## Brief
Restate the entries below verbatim.

## Listed records
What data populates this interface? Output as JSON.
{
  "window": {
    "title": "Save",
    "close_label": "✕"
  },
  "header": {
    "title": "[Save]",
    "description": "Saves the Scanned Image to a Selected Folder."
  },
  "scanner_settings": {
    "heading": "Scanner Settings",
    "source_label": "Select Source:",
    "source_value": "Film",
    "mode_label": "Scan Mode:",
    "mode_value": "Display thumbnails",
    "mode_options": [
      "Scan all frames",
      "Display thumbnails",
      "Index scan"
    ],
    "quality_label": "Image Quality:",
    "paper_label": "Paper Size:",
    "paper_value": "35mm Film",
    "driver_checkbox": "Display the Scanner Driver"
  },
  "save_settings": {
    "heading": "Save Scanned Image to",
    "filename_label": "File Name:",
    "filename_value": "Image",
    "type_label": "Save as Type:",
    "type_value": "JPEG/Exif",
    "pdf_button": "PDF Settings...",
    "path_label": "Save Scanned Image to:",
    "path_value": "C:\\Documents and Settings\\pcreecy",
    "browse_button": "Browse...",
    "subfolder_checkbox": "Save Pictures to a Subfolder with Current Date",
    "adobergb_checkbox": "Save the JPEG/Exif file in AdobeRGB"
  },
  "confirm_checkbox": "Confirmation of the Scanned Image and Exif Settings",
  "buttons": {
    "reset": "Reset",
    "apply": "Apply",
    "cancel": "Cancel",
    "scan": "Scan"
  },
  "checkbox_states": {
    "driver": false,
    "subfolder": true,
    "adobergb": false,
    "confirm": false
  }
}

## Written solution
What data populates this interface? Output as JSON.
{
  "window": {
    "title": "Save",
    "close_label": "✕"
  },
  "header": {
    "title": "[Save]",
    "description": "Saves the Scanned Image to a Selected Folder."
  },
  "scanner_settings": {
    "heading": "Scanner Settings",
    "source_label": "Select Source:",
    "source_value": "Film",
    "mode_label": "Scan Mode:",
    "mode_value": "Display thumbnails",
    "mode_options": [
      "Scan all frames",
      "Display thumbnails",
      "Index scan"
    ],
    "quality_label": "Image Quality:",
    "paper_label": "Paper Size:",
    "paper_value": "35mm Film",
    "driver_checkbox": "Display the Scanner Driver"
  },
  "save_settings": {
    "heading": "Save Scanned Image to",
    "filename_label": "File Name:",
    "filename_value": "Image",
    "type_label": "Save as Type:",
    "type_value": "JPEG/Exif",
    "pdf_button": "PDF Settings...",
    "path_label": "Save Scanned Image to:",
    "path_value": "C:\\Documents and Settings\\pcreecy",
    "browse_button": "Browse...",
    "subfolder_checkbox": "Save Pictures to a Subfolder with Current Date",
    "adobergb_checkbox": "Save the JPEG/Exif file in AdobeRGB"
  },
  "confirm_checkbox": "Confirmation of the Scanned Image and Exif Settings",
  "buttons": {
    "reset": "Reset",
    "apply": "Apply",
    "cancel": "Cancel",
    "scan": "Scan"
  },
  "checkbox_states": {
    "driver": false,
    "subfolder": true,
    "adobergb": false,
    "confirm": false
  }
}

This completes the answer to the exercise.